Task brief: Reproduce the listing that follows with no differences at all.

------------------------------------------------

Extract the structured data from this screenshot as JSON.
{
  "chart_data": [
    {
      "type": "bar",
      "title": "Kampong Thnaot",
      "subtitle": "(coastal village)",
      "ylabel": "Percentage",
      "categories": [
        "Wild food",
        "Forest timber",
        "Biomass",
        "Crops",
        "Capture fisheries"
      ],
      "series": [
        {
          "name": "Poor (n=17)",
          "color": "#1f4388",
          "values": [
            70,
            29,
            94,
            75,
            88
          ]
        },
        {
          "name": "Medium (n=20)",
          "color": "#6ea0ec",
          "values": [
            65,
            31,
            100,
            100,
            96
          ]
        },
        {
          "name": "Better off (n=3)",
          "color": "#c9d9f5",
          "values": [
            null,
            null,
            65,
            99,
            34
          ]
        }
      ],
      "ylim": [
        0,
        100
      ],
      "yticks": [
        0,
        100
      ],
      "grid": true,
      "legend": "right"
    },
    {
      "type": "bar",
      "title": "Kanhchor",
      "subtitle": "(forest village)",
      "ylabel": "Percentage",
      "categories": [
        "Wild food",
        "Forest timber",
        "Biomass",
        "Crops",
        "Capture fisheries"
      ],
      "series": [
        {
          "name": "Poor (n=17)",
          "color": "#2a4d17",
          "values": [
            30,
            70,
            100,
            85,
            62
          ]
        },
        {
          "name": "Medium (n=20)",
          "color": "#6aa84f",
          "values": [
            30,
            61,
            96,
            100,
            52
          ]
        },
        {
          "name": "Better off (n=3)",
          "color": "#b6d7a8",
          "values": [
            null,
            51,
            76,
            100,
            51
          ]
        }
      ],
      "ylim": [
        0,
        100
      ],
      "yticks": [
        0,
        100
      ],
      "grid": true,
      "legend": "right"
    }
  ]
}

------------------------------------------------

Response to this exercise:
Extract the structured data from this screenshot as JSON.
{
  "chart_data": [
    {
      "type": "bar",
      "title": "Kampong Thnaot",
      "subtitle": "(coastal village)",
      "ylabel": "Percentage",
      "categories": [
        "Wild food",
        "Forest timber",
        "Biomass",
        "Crops",
        "Capture fisheries"
      ],
      "series": [
        {
          "name": "Poor (n=17)",
          "color": "#1f4388",
          "values": [
            70,
            29,
            94,
            75,
            88
          ]
        },
        {
          "name": "Medium (n=20)",
          "color": "#6ea0ec",
          "values": [
            65,
            31,
            100,
            100,
            96
          ]
        },
        {
          "name": "Better off (n=3)",
          "color": "#c9d9f5",
          "values": [
            null,
            null,
            65,
            99,
            34
          ]
        }
      ],
      "ylim": [
        0,
        100
      ],
      "yticks": [
        0,
        100
      ],
      "grid": true,
      "legend": "right"
    },
    {
      "type": "bar",
      "title": "Kanhchor",
      "subtitle": "(forest village)",
      "ylabel": "Percentage",
      "categories": [
        "Wild food",
        "Forest timber",
        "Biomass",
        "Crops",
        "Capture fisheries"
      ],
      "series": [
        {
          "name": "Poor (n=17)",
          "color": "#2a4d17",
          "values": [
            30,
            70,
            100,
            85,
            62
          ]
        },
        {
          "name": "Medium (n=20)",
          "color": "#6aa84f",
          "values": [
            30,
            61,
            96,
            100,
            52
          ]
        },
        {
          "name": "Better off (n=3)",
          "color": "#b6d7a8",
          "values": [
            null,
            51,
            76,
            100,
            51
          ]
        }
      ],
      "ylim": [
        0,
        100
      ],
      "yticks": [
        0,
        100
      ],
      "grid": true,
      "legend": "right"
    }
  ]
}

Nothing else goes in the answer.